**Set exercise**
Gather all lines with the word "inset" in them.

-- Start Dataset records --

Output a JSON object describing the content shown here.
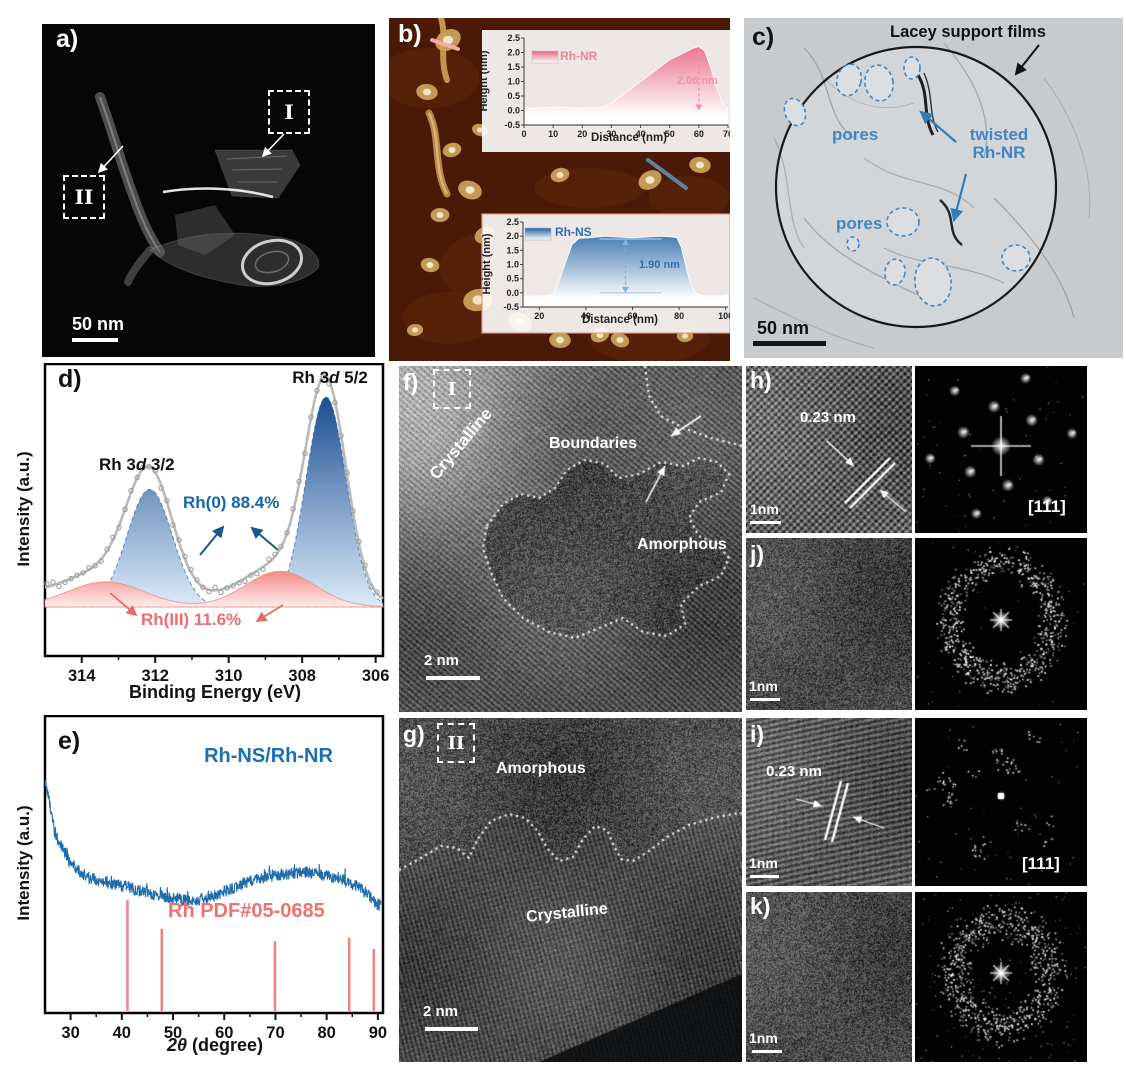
{
  "colors": {
    "xps_blue_dark": "#1c4e92",
    "xps_blue_light": "#dcebf8",
    "xps_blue_text": "#1566a8",
    "xps_red": "#f3807e",
    "xps_red_text": "#f26b6b",
    "envelope_gray": "#b9b9b9",
    "xrd_trace": "#1f6cac",
    "xrd_ref_stick": "#ef8383",
    "xrd_series_text": "#1a6fb5",
    "xrd_ref_text": "#ef7272",
    "afm_bg": "#4a1a07",
    "afm_particle": "#d8a75e",
    "nr_pink": "#e8637f",
    "ns_blue": "#1d5fa4",
    "pore_blue": "#3d87c5"
  },
  "panels": {
    "a": {
      "label": "a)",
      "roi_i": "I",
      "roi_ii": "II",
      "scalebar": "50 nm"
    },
    "b": {
      "label": "b)"
    },
    "c": {
      "label": "c)",
      "lacey": "Lacey support films",
      "pores_top": "pores",
      "pores_bottom": "pores",
      "twisted": "twisted Rh-NR",
      "scalebar": "50 nm"
    },
    "d": {
      "label": "d)",
      "peak52": {
        "pre": "Rh 3",
        "d": "d",
        "post": " 5/2"
      },
      "peak32": {
        "pre": "Rh 3",
        "d": "d",
        "post": " 3/2"
      },
      "rh0": "Rh(0) 88.4%",
      "rh3": "Rh(III) 11.6%",
      "xlabel": "Binding Energy (eV)",
      "ylabel": "Intensity (a.u.)"
    },
    "e": {
      "label": "e)",
      "series": "Rh-NS/Rh-NR",
      "reference": "Rh PDF#05-0685",
      "xlabel_italic": "2θ",
      "xlabel_rest": " (degree)",
      "ylabel": "Intensity (a.u.)"
    },
    "f": {
      "label": "f)",
      "roi": "I",
      "crystalline": "Crystalline",
      "boundaries": "Boundaries",
      "amorphous": "Amorphous",
      "scalebar": "2 nm"
    },
    "g": {
      "label": "g)",
      "roi": "II",
      "amorphous": "Amorphous",
      "crystalline": "Crystalline",
      "scalebar": "2 nm"
    },
    "h": {
      "label": "h)",
      "dspacing": "0.23 nm",
      "scalebar": "1nm",
      "zone": "[111]"
    },
    "i": {
      "label": "i)",
      "dspacing": "0.23 nm",
      "scalebar": "1nm",
      "zone": "[111]"
    },
    "j": {
      "label": "j)",
      "scalebar": "1nm"
    },
    "k": {
      "label": "k)",
      "scalebar": "1nm"
    }
  },
  "chart_data": [
    {
      "panel": "d",
      "type": "area",
      "xlabel": "Binding Energy (eV)",
      "ylabel": "Intensity (a.u.)",
      "x_range": [
        315,
        305.8
      ],
      "x_ticks": [
        314,
        312,
        310,
        308,
        306
      ],
      "x_minor_ticks": [
        315,
        313,
        311,
        309,
        307
      ],
      "x_reversed": true,
      "series": [
        {
          "name": "Rh(0)",
          "share": "88.4%",
          "peaks": [
            {
              "center": 307.35,
              "sigma": 0.55,
              "amp": 1.0
            },
            {
              "center": 312.15,
              "sigma": 0.62,
              "amp": 0.56
            }
          ]
        },
        {
          "name": "Rh(III)",
          "share": "11.6%",
          "peaks": [
            {
              "center": 308.6,
              "sigma": 0.95,
              "amp": 0.17
            },
            {
              "center": 313.35,
              "sigma": 1.05,
              "amp": 0.12
            }
          ]
        }
      ],
      "assignments": [
        "Rh 3d 5/2",
        "Rh 3d 3/2"
      ]
    },
    {
      "panel": "e",
      "type": "line",
      "xlabel": "2θ (degree)",
      "ylabel": "Intensity (a.u.)",
      "x_range": [
        25,
        91
      ],
      "x_ticks": [
        30,
        40,
        50,
        60,
        70,
        80,
        90
      ],
      "x_minor_ticks": [
        35,
        45,
        55,
        65,
        75,
        85
      ],
      "series_label": "Rh-NS/Rh-NR",
      "baseline": [
        [
          25,
          0.78
        ],
        [
          27,
          0.6
        ],
        [
          30,
          0.5
        ],
        [
          33,
          0.455
        ],
        [
          36,
          0.44
        ],
        [
          40,
          0.425
        ],
        [
          44,
          0.405
        ],
        [
          48,
          0.39
        ],
        [
          52,
          0.375
        ],
        [
          56,
          0.38
        ],
        [
          60,
          0.405
        ],
        [
          64,
          0.435
        ],
        [
          68,
          0.455
        ],
        [
          72,
          0.465
        ],
        [
          76,
          0.47
        ],
        [
          80,
          0.46
        ],
        [
          84,
          0.44
        ],
        [
          87,
          0.415
        ],
        [
          90,
          0.36
        ]
      ],
      "noise_amp": 0.02,
      "reference": {
        "label": "Rh PDF#05-0685",
        "peaks": [
          {
            "two_theta": 41.1,
            "rel_intensity": 1.0
          },
          {
            "two_theta": 47.8,
            "rel_intensity": 0.74
          },
          {
            "two_theta": 69.9,
            "rel_intensity": 0.63
          },
          {
            "two_theta": 84.4,
            "rel_intensity": 0.66
          },
          {
            "two_theta": 89.2,
            "rel_intensity": 0.56
          }
        ]
      }
    },
    {
      "panel": "b-inset-top",
      "type": "area",
      "legend": "Rh-NR",
      "annotation": "2.06 nm",
      "xlabel": "Distance (nm)",
      "ylabel": "Height (nm)",
      "x_range": [
        0,
        70
      ],
      "y_range": [
        -0.5,
        2.5
      ],
      "x_ticks": [
        0,
        10,
        20,
        30,
        40,
        50,
        60,
        70
      ],
      "y_ticks": [
        2.5,
        2.0,
        1.5,
        1.0,
        0.5,
        0.0,
        -0.5
      ],
      "points": [
        [
          0,
          0.05
        ],
        [
          6,
          0.1
        ],
        [
          12,
          0.12
        ],
        [
          18,
          0.08
        ],
        [
          24,
          0.1
        ],
        [
          28,
          0.14
        ],
        [
          32,
          0.4
        ],
        [
          38,
          0.85
        ],
        [
          44,
          1.3
        ],
        [
          50,
          1.75
        ],
        [
          55,
          2.0
        ],
        [
          58,
          2.15
        ],
        [
          60,
          2.2
        ],
        [
          62,
          2.05
        ],
        [
          64,
          1.5
        ],
        [
          66,
          0.8
        ],
        [
          68,
          0.3
        ],
        [
          69,
          0.15
        ],
        [
          70,
          0.1
        ]
      ],
      "annotation_x": 60,
      "annotation_height": 2.06
    },
    {
      "panel": "b-inset-bottom",
      "type": "area",
      "legend": "Rh-NS",
      "annotation": "1.90 nm",
      "xlabel": "Distance (nm)",
      "ylabel": "Height (nm)",
      "x_range": [
        13,
        101
      ],
      "y_range": [
        -0.5,
        2.5
      ],
      "x_ticks": [
        20,
        40,
        60,
        80,
        100
      ],
      "y_ticks": [
        2.5,
        2.0,
        1.5,
        1.0,
        0.5,
        0.0,
        -0.5
      ],
      "points": [
        [
          13,
          -0.1
        ],
        [
          18,
          -0.12
        ],
        [
          22,
          -0.1
        ],
        [
          26,
          -0.05
        ],
        [
          28,
          0.3
        ],
        [
          31,
          1.0
        ],
        [
          34,
          1.7
        ],
        [
          37,
          1.92
        ],
        [
          42,
          1.95
        ],
        [
          48,
          2.0
        ],
        [
          54,
          1.97
        ],
        [
          60,
          1.94
        ],
        [
          66,
          1.97
        ],
        [
          72,
          2.0
        ],
        [
          76,
          1.98
        ],
        [
          79,
          1.95
        ],
        [
          81,
          1.6
        ],
        [
          83,
          0.9
        ],
        [
          85,
          0.3
        ],
        [
          87,
          0.0
        ],
        [
          90,
          -0.1
        ],
        [
          94,
          -0.12
        ],
        [
          99,
          -0.1
        ],
        [
          101,
          -0.08
        ]
      ],
      "annotation_x": 57,
      "annotation_height": 1.9
    }
  ]
}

-- End Dataset records --

**Solution for this exercise**
      "panel": "b-inset-top",
      "panel": "b-inset-bottom",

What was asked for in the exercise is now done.